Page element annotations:
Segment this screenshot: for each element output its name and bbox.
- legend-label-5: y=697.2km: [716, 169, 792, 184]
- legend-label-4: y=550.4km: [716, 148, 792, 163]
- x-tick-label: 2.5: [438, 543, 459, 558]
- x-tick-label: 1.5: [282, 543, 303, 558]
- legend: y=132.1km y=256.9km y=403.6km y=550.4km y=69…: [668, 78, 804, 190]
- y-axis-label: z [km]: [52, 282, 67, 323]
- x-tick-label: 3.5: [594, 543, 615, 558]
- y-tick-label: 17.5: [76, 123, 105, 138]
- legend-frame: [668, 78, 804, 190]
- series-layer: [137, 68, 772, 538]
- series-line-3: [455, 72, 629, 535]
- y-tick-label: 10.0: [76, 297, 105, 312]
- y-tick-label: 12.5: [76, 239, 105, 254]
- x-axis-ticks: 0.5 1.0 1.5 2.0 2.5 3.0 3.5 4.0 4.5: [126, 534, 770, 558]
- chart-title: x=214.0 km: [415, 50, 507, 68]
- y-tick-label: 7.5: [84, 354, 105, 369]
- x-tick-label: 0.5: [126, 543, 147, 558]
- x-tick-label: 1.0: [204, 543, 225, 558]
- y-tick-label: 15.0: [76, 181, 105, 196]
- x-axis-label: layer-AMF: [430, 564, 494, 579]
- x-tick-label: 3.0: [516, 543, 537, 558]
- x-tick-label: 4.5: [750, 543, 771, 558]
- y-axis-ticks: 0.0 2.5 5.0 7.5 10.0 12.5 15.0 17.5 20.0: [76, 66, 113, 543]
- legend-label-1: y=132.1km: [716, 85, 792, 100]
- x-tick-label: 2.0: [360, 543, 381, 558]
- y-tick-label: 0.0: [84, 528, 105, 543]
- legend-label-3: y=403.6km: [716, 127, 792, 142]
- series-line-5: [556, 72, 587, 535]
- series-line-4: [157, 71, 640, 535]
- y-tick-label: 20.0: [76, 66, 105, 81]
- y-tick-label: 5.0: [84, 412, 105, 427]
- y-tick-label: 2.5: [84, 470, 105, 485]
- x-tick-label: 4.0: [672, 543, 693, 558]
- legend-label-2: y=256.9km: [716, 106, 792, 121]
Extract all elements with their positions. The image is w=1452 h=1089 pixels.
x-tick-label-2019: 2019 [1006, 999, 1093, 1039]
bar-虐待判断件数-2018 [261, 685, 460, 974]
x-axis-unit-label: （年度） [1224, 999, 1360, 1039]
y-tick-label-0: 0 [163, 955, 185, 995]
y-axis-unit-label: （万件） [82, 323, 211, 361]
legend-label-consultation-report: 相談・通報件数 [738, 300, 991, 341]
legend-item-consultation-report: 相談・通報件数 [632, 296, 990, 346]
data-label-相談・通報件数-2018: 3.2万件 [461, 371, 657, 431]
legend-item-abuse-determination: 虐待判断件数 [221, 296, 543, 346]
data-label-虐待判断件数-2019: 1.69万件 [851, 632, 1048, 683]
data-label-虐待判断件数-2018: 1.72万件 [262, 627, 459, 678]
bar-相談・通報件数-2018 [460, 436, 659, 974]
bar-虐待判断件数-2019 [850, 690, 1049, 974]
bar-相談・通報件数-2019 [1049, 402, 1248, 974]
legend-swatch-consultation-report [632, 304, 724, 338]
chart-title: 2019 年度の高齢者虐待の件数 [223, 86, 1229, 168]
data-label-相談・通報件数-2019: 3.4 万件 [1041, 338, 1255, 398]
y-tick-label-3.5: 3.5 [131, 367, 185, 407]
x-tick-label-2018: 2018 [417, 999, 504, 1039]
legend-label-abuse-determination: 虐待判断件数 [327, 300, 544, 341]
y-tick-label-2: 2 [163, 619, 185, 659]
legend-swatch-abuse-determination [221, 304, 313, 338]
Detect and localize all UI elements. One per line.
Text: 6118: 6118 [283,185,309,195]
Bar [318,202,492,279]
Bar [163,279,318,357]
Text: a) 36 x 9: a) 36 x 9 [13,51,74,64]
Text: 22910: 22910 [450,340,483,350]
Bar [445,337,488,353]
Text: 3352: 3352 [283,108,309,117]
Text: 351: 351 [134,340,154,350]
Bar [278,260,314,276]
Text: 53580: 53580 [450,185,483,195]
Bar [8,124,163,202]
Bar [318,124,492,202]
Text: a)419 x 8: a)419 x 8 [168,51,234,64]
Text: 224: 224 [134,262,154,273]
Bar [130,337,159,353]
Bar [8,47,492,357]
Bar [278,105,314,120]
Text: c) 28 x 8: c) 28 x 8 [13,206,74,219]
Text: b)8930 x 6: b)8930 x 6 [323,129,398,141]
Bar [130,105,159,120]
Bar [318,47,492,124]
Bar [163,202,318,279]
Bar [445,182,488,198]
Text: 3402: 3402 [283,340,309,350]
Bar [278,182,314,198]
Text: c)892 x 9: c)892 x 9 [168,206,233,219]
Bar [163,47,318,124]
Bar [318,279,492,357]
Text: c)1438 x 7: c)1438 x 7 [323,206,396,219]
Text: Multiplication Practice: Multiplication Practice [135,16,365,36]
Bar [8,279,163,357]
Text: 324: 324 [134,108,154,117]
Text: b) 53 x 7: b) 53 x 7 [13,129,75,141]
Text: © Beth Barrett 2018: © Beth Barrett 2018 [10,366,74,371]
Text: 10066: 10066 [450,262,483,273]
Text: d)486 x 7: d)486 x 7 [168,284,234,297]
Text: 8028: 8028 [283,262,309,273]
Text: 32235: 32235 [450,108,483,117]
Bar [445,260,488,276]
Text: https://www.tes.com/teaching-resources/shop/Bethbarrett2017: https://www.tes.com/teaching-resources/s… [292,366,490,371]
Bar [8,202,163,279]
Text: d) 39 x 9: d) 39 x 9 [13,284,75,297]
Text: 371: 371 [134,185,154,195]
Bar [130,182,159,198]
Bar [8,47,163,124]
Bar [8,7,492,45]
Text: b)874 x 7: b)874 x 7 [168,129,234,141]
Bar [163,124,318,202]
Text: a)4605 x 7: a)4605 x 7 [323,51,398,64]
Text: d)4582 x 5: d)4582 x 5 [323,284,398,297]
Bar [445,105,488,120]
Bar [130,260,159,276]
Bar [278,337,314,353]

**Set problem:**
Please copy every one of these items line for line, with no changes at all.

**Response to this task:**
Segment this screenshot: for each element output its name and bbox.
- legend-label-5: y=697.2km: [716, 169, 792, 184]
- legend-label-4: y=550.4km: [716, 148, 792, 163]
- x-tick-label: 2.5: [438, 543, 459, 558]
- x-tick-label: 1.5: [282, 543, 303, 558]
- legend: y=132.1km y=256.9km y=403.6km y=550.4km y=69…: [668, 78, 804, 190]
- y-axis-label: z [km]: [52, 282, 67, 323]
- x-tick-label: 3.5: [594, 543, 615, 558]
- y-tick-label: 17.5: [76, 123, 105, 138]
- legend-frame: [668, 78, 804, 190]
- series-layer: [137, 68, 772, 538]
- series-line-3: [455, 72, 629, 535]
- y-tick-label: 10.0: [76, 297, 105, 312]
- y-tick-label: 12.5: [76, 239, 105, 254]
- x-axis-ticks: 0.5 1.0 1.5 2.0 2.5 3.0 3.5 4.0 4.5: [126, 534, 770, 558]
- chart-title: x=214.0 km: [415, 50, 507, 68]
- y-tick-label: 7.5: [84, 354, 105, 369]
- x-tick-label: 0.5: [126, 543, 147, 558]
- x-tick-label: 1.0: [204, 543, 225, 558]
- y-tick-label: 15.0: [76, 181, 105, 196]
- x-axis-label: layer-AMF: [430, 564, 494, 579]
- x-tick-label: 3.0: [516, 543, 537, 558]
- x-tick-label: 4.5: [750, 543, 771, 558]
- y-axis-ticks: 0.0 2.5 5.0 7.5 10.0 12.5 15.0 17.5 20.0: [76, 66, 113, 543]
- legend-label-1: y=132.1km: [716, 85, 792, 100]
- x-tick-label: 2.0: [360, 543, 381, 558]
- y-tick-label: 0.0: [84, 528, 105, 543]
- legend-label-3: y=403.6km: [716, 127, 792, 142]
- series-line-5: [556, 72, 587, 535]
- series-line-4: [157, 71, 640, 535]
- y-tick-label: 20.0: [76, 66, 105, 81]
- y-tick-label: 5.0: [84, 412, 105, 427]
- y-tick-label: 2.5: [84, 470, 105, 485]
- x-tick-label: 4.0: [672, 543, 693, 558]
- legend-label-2: y=256.9km: [716, 106, 792, 121]
Extract all elements with their positions. The image is w=1452 h=1089 pixels.
x-tick-label-2019: 2019 [1006, 999, 1093, 1039]
bar-虐待判断件数-2018 [261, 685, 460, 974]
x-axis-unit-label: （年度） [1224, 999, 1360, 1039]
y-tick-label-0: 0 [163, 955, 185, 995]
y-axis-unit-label: （万件） [82, 323, 211, 361]
legend-label-consultation-report: 相談・通報件数 [738, 300, 991, 341]
legend-item-consultation-report: 相談・通報件数 [632, 296, 990, 346]
data-label-相談・通報件数-2018: 3.2万件 [461, 371, 657, 431]
legend-item-abuse-determination: 虐待判断件数 [221, 296, 543, 346]
data-label-虐待判断件数-2019: 1.69万件 [851, 632, 1048, 683]
data-label-虐待判断件数-2018: 1.72万件 [262, 627, 459, 678]
bar-相談・通報件数-2018 [460, 436, 659, 974]
bar-虐待判断件数-2019 [850, 690, 1049, 974]
bar-相談・通報件数-2019 [1049, 402, 1248, 974]
legend-swatch-consultation-report [632, 304, 724, 338]
chart-title: 2019 年度の高齢者虐待の件数 [223, 86, 1229, 168]
data-label-相談・通報件数-2019: 3.4 万件 [1041, 338, 1255, 398]
y-tick-label-3.5: 3.5 [131, 367, 185, 407]
x-tick-label-2018: 2018 [417, 999, 504, 1039]
legend-label-abuse-determination: 虐待判断件数 [327, 300, 544, 341]
y-tick-label-2: 2 [163, 619, 185, 659]
legend-swatch-abuse-determination [221, 304, 313, 338]
Detect and localize all UI elements. One per line.
Text: 6118: 6118 [283,185,309,195]
Bar [318,202,492,279]
Bar [163,279,318,357]
Text: a) 36 x 9: a) 36 x 9 [13,51,74,64]
Text: 22910: 22910 [450,340,483,350]
Bar [445,337,488,353]
Text: 3352: 3352 [283,108,309,117]
Text: 351: 351 [134,340,154,350]
Bar [278,260,314,276]
Text: 53580: 53580 [450,185,483,195]
Bar [8,124,163,202]
Bar [318,124,492,202]
Text: a)419 x 8: a)419 x 8 [168,51,234,64]
Text: 224: 224 [134,262,154,273]
Bar [130,337,159,353]
Bar [8,47,492,357]
Bar [278,105,314,120]
Text: c) 28 x 8: c) 28 x 8 [13,206,74,219]
Text: b)8930 x 6: b)8930 x 6 [323,129,398,141]
Bar [130,105,159,120]
Bar [318,47,492,124]
Bar [163,202,318,279]
Bar [445,182,488,198]
Text: 3402: 3402 [283,340,309,350]
Bar [278,182,314,198]
Text: c)892 x 9: c)892 x 9 [168,206,233,219]
Bar [163,47,318,124]
Bar [318,279,492,357]
Text: c)1438 x 7: c)1438 x 7 [323,206,396,219]
Text: Multiplication Practice: Multiplication Practice [135,16,365,36]
Bar [8,279,163,357]
Text: 324: 324 [134,108,154,117]
Text: b) 53 x 7: b) 53 x 7 [13,129,75,141]
Text: © Beth Barrett 2018: © Beth Barrett 2018 [10,366,74,371]
Text: 10066: 10066 [450,262,483,273]
Text: d)486 x 7: d)486 x 7 [168,284,234,297]
Text: 8028: 8028 [283,262,309,273]
Text: 32235: 32235 [450,108,483,117]
Bar [445,260,488,276]
Text: https://www.tes.com/teaching-resources/shop/Bethbarrett2017: https://www.tes.com/teaching-resources/s… [292,366,490,371]
Bar [8,202,163,279]
Text: d) 39 x 9: d) 39 x 9 [13,284,75,297]
Text: 371: 371 [134,185,154,195]
Bar [130,182,159,198]
Bar [8,47,163,124]
Bar [8,7,492,45]
Text: b)874 x 7: b)874 x 7 [168,129,234,141]
Bar [163,124,318,202]
Text: a)4605 x 7: a)4605 x 7 [323,51,398,64]
Text: d)4582 x 5: d)4582 x 5 [323,284,398,297]
Bar [445,105,488,120]
Bar [130,260,159,276]
Bar [278,337,314,353]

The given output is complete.